CHALLENGE → Each record must be reproduced exactly as it is shown.
▽
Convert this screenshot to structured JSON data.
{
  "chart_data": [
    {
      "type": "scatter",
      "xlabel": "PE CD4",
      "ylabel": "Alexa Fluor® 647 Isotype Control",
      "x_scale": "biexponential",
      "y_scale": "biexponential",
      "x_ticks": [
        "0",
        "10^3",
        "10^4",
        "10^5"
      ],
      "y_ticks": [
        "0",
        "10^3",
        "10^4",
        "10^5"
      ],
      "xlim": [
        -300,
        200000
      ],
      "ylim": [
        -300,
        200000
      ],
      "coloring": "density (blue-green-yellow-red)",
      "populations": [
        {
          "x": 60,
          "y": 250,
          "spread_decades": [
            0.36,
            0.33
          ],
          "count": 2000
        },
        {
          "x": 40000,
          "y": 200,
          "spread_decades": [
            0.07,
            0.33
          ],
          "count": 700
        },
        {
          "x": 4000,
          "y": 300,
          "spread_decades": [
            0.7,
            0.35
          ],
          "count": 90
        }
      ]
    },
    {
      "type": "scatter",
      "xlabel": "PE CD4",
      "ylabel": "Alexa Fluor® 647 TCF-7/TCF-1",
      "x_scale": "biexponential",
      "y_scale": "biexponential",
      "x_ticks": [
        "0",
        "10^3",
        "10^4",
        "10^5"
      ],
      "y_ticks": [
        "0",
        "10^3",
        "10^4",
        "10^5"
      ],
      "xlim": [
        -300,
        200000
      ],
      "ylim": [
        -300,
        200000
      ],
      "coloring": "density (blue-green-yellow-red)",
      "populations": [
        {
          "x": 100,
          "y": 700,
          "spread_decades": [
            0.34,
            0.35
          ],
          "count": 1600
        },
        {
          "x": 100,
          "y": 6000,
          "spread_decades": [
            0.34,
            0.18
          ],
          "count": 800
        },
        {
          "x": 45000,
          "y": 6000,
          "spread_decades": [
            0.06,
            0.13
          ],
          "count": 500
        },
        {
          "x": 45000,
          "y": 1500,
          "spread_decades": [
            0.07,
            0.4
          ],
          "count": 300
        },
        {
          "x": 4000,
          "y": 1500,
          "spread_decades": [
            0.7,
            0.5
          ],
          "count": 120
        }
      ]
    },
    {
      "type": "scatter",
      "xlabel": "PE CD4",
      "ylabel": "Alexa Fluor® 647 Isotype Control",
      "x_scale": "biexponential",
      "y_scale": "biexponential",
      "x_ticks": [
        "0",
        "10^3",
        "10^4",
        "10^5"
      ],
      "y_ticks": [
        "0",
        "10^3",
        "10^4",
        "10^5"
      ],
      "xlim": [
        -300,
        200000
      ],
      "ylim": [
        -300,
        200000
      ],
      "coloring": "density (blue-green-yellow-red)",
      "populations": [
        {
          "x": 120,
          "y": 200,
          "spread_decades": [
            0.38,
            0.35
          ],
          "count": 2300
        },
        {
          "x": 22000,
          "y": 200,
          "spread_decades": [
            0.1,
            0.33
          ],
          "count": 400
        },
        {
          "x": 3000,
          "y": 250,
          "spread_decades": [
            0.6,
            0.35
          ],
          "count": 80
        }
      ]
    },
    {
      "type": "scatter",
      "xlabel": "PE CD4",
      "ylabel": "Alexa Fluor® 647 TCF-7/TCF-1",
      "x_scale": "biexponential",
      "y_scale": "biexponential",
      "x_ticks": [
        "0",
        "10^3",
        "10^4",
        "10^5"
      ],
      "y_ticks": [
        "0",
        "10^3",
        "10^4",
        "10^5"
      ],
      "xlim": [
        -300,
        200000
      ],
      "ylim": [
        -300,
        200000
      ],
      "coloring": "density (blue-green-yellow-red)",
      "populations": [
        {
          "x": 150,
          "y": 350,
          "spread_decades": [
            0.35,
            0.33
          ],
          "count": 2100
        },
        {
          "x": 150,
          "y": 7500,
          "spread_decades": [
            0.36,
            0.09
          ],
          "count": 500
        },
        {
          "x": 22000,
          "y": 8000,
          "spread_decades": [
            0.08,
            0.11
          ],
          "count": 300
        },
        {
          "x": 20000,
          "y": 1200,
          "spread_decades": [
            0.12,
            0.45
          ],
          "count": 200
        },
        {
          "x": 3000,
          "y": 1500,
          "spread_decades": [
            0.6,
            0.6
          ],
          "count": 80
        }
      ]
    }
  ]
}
△
THE RESPONSE →
Convert this screenshot to structured JSON data.
{
  "chart_data": [
    {
      "type": "scatter",
      "xlabel": "PE CD4",
      "ylabel": "Alexa Fluor® 647 Isotype Control",
      "x_scale": "biexponential",
      "y_scale": "biexponential",
      "x_ticks": [
        "0",
        "10^3",
        "10^4",
        "10^5"
      ],
      "y_ticks": [
        "0",
        "10^3",
        "10^4",
        "10^5"
      ],
      "xlim": [
        -300,
        200000
      ],
      "ylim": [
        -300,
        200000
      ],
      "coloring": "density (blue-green-yellow-red)",
      "populations": [
        {
          "x": 60,
          "y": 250,
          "spread_decades": [
            0.36,
            0.33
          ],
          "count": 2000
        },
        {
          "x": 40000,
          "y": 200,
          "spread_decades": [
            0.07,
            0.33
          ],
          "count": 700
        },
        {
          "x": 4000,
          "y": 300,
          "spread_decades": [
            0.7,
            0.35
          ],
          "count": 90
        }
      ]
    },
    {
      "type": "scatter",
      "xlabel": "PE CD4",
      "ylabel": "Alexa Fluor® 647 TCF-7/TCF-1",
      "x_scale": "biexponential",
      "y_scale": "biexponential",
      "x_ticks": [
        "0",
        "10^3",
        "10^4",
        "10^5"
      ],
      "y_ticks": [
        "0",
        "10^3",
        "10^4",
        "10^5"
      ],
      "xlim": [
        -300,
        200000
      ],
      "ylim": [
        -300,
        200000
      ],
      "coloring": "density (blue-green-yellow-red)",
      "populations": [
        {
          "x": 100,
          "y": 700,
          "spread_decades": [
            0.34,
            0.35
          ],
          "count": 1600
        },
        {
          "x": 100,
          "y": 6000,
          "spread_decades": [
            0.34,
            0.18
          ],
          "count": 800
        },
        {
          "x": 45000,
          "y": 6000,
          "spread_decades": [
            0.06,
            0.13
          ],
          "count": 500
        },
        {
          "x": 45000,
          "y": 1500,
          "spread_decades": [
            0.07,
            0.4
          ],
          "count": 300
        },
        {
          "x": 4000,
          "y": 1500,
          "spread_decades": [
            0.7,
            0.5
          ],
          "count": 120
        }
      ]
    },
    {
      "type": "scatter",
      "xlabel": "PE CD4",
      "ylabel": "Alexa Fluor® 647 Isotype Control",
      "x_scale": "biexponential",
      "y_scale": "biexponential",
      "x_ticks": [
        "0",
        "10^3",
        "10^4",
        "10^5"
      ],
      "y_ticks": [
        "0",
        "10^3",
        "10^4",
        "10^5"
      ],
      "xlim": [
        -300,
        200000
      ],
      "ylim": [
        -300,
        200000
      ],
      "coloring": "density (blue-green-yellow-red)",
      "populations": [
        {
          "x": 120,
          "y": 200,
          "spread_decades": [
            0.38,
            0.35
          ],
          "count": 2300
        },
        {
          "x": 22000,
          "y": 200,
          "spread_decades": [
            0.1,
            0.33
          ],
          "count": 400
        },
        {
          "x": 3000,
          "y": 250,
          "spread_decades": [
            0.6,
            0.35
          ],
          "count": 80
        }
      ]
    },
    {
      "type": "scatter",
      "xlabel": "PE CD4",
      "ylabel": "Alexa Fluor® 647 TCF-7/TCF-1",
      "x_scale": "biexponential",
      "y_scale": "biexponential",
      "x_ticks": [
        "0",
        "10^3",
        "10^4",
        "10^5"
      ],
      "y_ticks": [
        "0",
        "10^3",
        "10^4",
        "10^5"
      ],
      "xlim": [
        -300,
        200000
      ],
      "ylim": [
        -300,
        200000
      ],
      "coloring": "density (blue-green-yellow-red)",
      "populations": [
        {
          "x": 150,
          "y": 350,
          "spread_decades": [
            0.35,
            0.33
          ],
          "count": 2100
        },
        {
          "x": 150,
          "y": 7500,
          "spread_decades": [
            0.36,
            0.09
          ],
          "count": 500
        },
        {
          "x": 22000,
          "y": 8000,
          "spread_decades": [
            0.08,
            0.11
          ],
          "count": 300
        },
        {
          "x": 20000,
          "y": 1200,
          "spread_decades": [
            0.12,
            0.45
          ],
          "count": 200
        },
        {
          "x": 3000,
          "y": 1500,
          "spread_decades": [
            0.6,
            0.6
          ],
          "count": 80
        }
      ]
    }
  ]
}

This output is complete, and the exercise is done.